** EXERCISE TASK **
Return the complete listing that follows, with each line reproduced exactly.

Collection entries
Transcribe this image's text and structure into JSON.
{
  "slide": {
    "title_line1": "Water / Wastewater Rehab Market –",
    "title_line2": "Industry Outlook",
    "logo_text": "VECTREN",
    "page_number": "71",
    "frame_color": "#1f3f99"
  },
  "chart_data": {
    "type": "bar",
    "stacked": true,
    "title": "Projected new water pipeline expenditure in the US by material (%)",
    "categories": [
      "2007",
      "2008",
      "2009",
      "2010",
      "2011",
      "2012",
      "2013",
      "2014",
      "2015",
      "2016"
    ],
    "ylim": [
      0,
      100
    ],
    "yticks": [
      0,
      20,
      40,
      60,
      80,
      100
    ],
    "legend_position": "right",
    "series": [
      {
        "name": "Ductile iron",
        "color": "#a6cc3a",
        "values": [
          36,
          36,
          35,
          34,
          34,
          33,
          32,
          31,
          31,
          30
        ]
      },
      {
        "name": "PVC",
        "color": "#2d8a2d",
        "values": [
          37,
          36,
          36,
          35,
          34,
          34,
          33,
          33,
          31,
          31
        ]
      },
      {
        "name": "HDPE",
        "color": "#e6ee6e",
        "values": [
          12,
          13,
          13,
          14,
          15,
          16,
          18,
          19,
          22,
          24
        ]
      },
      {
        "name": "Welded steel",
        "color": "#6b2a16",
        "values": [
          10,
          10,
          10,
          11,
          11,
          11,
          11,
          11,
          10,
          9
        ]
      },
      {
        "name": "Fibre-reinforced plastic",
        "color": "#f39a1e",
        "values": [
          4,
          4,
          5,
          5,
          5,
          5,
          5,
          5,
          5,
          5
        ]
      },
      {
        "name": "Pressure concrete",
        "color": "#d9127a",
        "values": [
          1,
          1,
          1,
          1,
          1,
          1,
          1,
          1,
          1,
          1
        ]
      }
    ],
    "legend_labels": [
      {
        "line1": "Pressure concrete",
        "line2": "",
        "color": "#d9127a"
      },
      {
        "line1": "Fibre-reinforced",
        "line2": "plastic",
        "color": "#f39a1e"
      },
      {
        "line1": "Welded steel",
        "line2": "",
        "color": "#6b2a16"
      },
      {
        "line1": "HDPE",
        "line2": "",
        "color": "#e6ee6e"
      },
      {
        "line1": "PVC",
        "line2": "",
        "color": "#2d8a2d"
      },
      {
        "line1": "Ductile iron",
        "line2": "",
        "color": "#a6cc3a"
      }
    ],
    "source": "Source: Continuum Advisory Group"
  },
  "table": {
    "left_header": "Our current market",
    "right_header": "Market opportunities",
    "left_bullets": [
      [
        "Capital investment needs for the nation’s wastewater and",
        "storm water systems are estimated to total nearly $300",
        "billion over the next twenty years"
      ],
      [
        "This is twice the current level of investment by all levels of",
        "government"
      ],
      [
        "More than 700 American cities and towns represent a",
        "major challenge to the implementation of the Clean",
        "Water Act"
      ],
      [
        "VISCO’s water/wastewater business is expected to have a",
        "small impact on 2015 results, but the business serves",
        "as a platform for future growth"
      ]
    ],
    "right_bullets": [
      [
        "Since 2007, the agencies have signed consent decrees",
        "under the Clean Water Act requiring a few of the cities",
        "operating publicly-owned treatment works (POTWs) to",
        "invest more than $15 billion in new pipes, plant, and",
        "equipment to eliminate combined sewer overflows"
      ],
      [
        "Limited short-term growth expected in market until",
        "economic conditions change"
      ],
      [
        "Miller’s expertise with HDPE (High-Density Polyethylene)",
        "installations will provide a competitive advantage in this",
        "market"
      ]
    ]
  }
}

** COMPLETE ANSWER **
Transcribe this image's text and structure into JSON.
{
  "slide": {
    "title_line1": "Water / Wastewater Rehab Market –",
    "title_line2": "Industry Outlook",
    "logo_text": "VECTREN",
    "page_number": "71",
    "frame_color": "#1f3f99"
  },
  "chart_data": {
    "type": "bar",
    "stacked": true,
    "title": "Projected new water pipeline expenditure in the US by material (%)",
    "categories": [
      "2007",
      "2008",
      "2009",
      "2010",
      "2011",
      "2012",
      "2013",
      "2014",
      "2015",
      "2016"
    ],
    "ylim": [
      0,
      100
    ],
    "yticks": [
      0,
      20,
      40,
      60,
      80,
      100
    ],
    "legend_position": "right",
    "series": [
      {
        "name": "Ductile iron",
        "color": "#a6cc3a",
        "values": [
          36,
          36,
          35,
          34,
          34,
          33,
          32,
          31,
          31,
          30
        ]
      },
      {
        "name": "PVC",
        "color": "#2d8a2d",
        "values": [
          37,
          36,
          36,
          35,
          34,
          34,
          33,
          33,
          31,
          31
        ]
      },
      {
        "name": "HDPE",
        "color": "#e6ee6e",
        "values": [
          12,
          13,
          13,
          14,
          15,
          16,
          18,
          19,
          22,
          24
        ]
      },
      {
        "name": "Welded steel",
        "color": "#6b2a16",
        "values": [
          10,
          10,
          10,
          11,
          11,
          11,
          11,
          11,
          10,
          9
        ]
      },
      {
        "name": "Fibre-reinforced plastic",
        "color": "#f39a1e",
        "values": [
          4,
          4,
          5,
          5,
          5,
          5,
          5,
          5,
          5,
          5
        ]
      },
      {
        "name": "Pressure concrete",
        "color": "#d9127a",
        "values": [
          1,
          1,
          1,
          1,
          1,
          1,
          1,
          1,
          1,
          1
        ]
      }
    ],
    "legend_labels": [
      {
        "line1": "Pressure concrete",
        "line2": "",
        "color": "#d9127a"
      },
      {
        "line1": "Fibre-reinforced",
        "line2": "plastic",
        "color": "#f39a1e"
      },
      {
        "line1": "Welded steel",
        "line2": "",
        "color": "#6b2a16"
      },
      {
        "line1": "HDPE",
        "line2": "",
        "color": "#e6ee6e"
      },
      {
        "line1": "PVC",
        "line2": "",
        "color": "#2d8a2d"
      },
      {
        "line1": "Ductile iron",
        "line2": "",
        "color": "#a6cc3a"
      }
    ],
    "source": "Source: Continuum Advisory Group"
  },
  "table": {
    "left_header": "Our current market",
    "right_header": "Market opportunities",
    "left_bullets": [
      [
        "Capital investment needs for the nation’s wastewater and",
        "storm water systems are estimated to total nearly $300",
        "billion over the next twenty years"
      ],
      [
        "This is twice the current level of investment by all levels of",
        "government"
      ],
      [
        "More than 700 American cities and towns represent a",
        "major challenge to the implementation of the Clean",
        "Water Act"
      ],
      [
        "VISCO’s water/wastewater business is expected to have a",
        "small impact on 2015 results, but the business serves",
        "as a platform for future growth"
      ]
    ],
    "right_bullets": [
      [
        "Since 2007, the agencies have signed consent decrees",
        "under the Clean Water Act requiring a few of the cities",
        "operating publicly-owned treatment works (POTWs) to",
        "invest more than $15 billion in new pipes, plant, and",
        "equipment to eliminate combined sewer overflows"
      ],
      [
        "Limited short-term growth expected in market until",
        "economic conditions change"
      ],
      [
        "Miller’s expertise with HDPE (High-Density Polyethylene)",
        "installations will provide a competitive advantage in this",
        "market"
      ]
    ]
  }
}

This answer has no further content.